> _Instructions for the task_: Wherever "ὅμως" appears in a line, list that line.

> _Task data_:
"""

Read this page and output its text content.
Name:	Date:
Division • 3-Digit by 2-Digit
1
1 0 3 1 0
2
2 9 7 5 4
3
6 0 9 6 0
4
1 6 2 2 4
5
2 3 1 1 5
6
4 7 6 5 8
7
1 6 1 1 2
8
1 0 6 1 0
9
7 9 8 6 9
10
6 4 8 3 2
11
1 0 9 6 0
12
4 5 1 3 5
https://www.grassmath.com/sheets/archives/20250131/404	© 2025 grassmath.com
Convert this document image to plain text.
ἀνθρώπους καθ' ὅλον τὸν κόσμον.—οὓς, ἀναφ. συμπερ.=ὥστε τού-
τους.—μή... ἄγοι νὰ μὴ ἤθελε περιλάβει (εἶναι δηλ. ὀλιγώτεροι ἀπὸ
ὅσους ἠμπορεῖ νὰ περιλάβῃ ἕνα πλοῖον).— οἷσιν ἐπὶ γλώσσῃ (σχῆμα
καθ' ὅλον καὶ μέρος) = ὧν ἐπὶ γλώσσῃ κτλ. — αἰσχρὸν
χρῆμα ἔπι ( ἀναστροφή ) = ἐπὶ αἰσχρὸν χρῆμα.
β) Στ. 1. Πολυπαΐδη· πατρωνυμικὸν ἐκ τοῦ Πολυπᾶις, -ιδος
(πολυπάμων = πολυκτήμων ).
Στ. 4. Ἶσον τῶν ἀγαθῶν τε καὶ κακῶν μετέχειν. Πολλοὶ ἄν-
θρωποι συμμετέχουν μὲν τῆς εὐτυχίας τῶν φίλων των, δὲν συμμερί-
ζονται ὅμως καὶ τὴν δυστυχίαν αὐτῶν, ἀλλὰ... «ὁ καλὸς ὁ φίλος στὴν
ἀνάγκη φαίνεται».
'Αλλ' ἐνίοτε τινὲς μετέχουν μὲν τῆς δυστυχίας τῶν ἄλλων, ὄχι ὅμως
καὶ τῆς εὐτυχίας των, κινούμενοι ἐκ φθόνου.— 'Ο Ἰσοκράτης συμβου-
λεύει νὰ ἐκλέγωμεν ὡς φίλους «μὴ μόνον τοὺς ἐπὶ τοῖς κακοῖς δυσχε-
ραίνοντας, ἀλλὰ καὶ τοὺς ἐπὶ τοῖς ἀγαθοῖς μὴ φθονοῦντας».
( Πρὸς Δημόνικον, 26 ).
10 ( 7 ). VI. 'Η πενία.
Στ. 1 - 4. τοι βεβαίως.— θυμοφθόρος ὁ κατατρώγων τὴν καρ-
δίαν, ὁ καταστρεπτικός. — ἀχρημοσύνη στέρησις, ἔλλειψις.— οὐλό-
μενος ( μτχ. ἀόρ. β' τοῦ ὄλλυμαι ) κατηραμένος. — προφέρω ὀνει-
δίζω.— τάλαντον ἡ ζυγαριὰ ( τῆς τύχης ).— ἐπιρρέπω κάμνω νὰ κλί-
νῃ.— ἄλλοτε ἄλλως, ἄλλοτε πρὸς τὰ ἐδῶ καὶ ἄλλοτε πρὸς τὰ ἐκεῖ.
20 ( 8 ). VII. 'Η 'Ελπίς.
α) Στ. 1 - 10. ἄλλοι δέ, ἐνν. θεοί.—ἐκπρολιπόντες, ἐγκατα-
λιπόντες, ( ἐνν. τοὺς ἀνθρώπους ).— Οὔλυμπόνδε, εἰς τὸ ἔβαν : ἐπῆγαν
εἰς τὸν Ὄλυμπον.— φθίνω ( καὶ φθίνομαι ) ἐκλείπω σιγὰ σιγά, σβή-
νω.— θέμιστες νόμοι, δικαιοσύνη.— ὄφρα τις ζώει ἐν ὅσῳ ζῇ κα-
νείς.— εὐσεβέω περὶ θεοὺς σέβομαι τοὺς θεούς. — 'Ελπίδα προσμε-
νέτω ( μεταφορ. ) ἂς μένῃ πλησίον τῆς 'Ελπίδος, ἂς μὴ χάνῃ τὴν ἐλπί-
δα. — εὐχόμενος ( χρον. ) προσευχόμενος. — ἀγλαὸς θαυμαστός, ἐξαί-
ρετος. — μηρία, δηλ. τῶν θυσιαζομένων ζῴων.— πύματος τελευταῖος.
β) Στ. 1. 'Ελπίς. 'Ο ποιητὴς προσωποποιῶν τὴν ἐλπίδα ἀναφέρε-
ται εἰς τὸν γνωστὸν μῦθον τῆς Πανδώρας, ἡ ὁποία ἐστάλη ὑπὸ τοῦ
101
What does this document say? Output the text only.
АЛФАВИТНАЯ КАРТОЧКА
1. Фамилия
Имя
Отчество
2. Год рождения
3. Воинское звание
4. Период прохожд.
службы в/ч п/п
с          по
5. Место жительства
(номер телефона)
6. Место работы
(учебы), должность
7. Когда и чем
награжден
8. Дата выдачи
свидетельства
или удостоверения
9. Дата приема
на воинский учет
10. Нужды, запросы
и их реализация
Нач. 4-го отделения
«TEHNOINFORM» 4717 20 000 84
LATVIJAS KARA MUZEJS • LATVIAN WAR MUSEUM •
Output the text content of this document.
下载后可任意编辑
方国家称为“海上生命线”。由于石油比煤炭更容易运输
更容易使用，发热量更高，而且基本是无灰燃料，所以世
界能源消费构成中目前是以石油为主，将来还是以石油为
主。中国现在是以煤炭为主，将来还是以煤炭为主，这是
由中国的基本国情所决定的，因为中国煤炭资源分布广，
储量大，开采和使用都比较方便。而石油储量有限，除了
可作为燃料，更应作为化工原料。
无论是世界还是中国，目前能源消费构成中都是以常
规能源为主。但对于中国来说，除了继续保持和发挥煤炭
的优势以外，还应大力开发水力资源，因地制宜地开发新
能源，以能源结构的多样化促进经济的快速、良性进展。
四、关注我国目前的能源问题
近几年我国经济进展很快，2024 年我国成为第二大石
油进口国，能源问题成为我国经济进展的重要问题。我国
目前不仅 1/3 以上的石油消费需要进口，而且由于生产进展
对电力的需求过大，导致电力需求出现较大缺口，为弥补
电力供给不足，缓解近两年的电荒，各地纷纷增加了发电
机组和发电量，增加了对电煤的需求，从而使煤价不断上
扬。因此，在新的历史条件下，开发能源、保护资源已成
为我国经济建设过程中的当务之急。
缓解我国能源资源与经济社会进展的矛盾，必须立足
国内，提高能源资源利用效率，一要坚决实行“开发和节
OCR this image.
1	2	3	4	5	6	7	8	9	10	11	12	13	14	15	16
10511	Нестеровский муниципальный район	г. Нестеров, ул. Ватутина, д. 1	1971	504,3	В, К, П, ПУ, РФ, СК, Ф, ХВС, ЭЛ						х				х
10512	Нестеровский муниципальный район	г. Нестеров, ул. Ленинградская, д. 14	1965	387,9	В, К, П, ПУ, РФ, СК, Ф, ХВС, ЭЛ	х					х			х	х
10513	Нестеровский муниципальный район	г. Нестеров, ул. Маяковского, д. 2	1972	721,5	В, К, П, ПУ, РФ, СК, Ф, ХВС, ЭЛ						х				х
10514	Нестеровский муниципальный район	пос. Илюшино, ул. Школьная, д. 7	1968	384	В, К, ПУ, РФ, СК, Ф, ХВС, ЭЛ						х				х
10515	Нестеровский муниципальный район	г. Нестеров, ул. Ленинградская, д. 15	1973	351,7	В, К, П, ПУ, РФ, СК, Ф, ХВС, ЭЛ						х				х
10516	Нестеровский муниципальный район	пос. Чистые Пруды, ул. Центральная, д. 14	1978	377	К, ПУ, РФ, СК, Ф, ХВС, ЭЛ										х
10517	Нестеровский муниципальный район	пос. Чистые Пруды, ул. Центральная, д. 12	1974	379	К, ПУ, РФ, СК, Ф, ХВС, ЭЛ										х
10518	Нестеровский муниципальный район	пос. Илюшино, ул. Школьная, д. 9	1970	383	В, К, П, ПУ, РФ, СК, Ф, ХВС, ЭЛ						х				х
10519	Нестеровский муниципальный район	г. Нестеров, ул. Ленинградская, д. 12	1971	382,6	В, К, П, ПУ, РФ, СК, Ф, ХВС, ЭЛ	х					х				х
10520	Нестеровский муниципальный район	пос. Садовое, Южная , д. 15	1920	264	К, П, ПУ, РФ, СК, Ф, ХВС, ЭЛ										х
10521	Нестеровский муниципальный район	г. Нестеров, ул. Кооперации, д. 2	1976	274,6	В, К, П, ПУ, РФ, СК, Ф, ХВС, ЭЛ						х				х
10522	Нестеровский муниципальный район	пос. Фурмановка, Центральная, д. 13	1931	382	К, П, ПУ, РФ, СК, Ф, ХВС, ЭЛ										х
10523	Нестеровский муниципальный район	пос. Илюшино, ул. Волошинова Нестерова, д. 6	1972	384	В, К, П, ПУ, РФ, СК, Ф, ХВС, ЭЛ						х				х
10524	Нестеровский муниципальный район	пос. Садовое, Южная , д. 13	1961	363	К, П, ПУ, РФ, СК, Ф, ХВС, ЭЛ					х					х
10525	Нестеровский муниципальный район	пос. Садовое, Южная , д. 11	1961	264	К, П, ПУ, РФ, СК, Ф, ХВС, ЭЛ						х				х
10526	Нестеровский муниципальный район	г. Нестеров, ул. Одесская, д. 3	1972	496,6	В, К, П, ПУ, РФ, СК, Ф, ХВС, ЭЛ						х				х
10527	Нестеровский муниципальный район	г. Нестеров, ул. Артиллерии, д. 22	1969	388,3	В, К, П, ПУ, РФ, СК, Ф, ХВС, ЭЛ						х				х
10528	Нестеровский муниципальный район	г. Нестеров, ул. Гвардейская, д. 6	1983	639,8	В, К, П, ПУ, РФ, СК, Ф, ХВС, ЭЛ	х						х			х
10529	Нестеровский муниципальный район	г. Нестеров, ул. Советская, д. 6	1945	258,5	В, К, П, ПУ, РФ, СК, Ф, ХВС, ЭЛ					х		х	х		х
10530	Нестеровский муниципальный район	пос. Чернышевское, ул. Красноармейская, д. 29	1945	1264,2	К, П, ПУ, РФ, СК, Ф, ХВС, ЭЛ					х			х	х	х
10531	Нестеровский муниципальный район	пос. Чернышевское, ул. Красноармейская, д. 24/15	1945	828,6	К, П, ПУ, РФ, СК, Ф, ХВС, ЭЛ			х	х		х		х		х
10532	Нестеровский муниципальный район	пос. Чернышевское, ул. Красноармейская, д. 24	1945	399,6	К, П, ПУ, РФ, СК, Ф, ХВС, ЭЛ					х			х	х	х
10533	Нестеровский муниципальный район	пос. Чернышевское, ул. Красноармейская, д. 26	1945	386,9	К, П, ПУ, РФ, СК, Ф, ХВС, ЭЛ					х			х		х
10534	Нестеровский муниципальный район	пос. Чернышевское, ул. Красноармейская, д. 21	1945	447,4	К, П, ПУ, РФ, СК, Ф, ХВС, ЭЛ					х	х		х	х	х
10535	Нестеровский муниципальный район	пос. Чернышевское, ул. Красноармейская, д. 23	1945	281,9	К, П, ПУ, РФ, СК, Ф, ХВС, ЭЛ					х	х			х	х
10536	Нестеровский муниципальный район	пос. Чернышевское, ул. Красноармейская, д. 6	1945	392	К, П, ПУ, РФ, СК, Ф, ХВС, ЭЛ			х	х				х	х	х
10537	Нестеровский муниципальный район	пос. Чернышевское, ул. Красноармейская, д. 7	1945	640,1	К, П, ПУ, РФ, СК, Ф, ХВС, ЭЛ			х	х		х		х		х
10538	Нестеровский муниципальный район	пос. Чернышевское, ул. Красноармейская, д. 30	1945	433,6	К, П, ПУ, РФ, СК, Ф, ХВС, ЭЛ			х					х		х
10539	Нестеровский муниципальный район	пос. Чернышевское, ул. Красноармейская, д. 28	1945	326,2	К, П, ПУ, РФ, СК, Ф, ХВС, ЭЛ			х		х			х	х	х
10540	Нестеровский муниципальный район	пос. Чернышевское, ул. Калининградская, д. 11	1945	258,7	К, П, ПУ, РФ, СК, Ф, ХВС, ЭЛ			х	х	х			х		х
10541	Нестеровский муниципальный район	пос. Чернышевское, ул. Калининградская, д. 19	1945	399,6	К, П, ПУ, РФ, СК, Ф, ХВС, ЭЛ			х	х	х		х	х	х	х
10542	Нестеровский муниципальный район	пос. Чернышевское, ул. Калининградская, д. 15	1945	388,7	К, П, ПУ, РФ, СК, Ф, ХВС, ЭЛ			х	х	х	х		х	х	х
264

"""

> _Answer to the task_:
ζονται ὅμως καὶ τὴν δυστυχίαν αὐτῶν, ἀλλὰ... «ὁ καλὸς ὁ φίλος στὴν
'Αλλ' ἐνίοτε τινὲς μετέχουν μὲν τῆς δυστυχίας τῶν ἄλλων, ὄχι ὅμως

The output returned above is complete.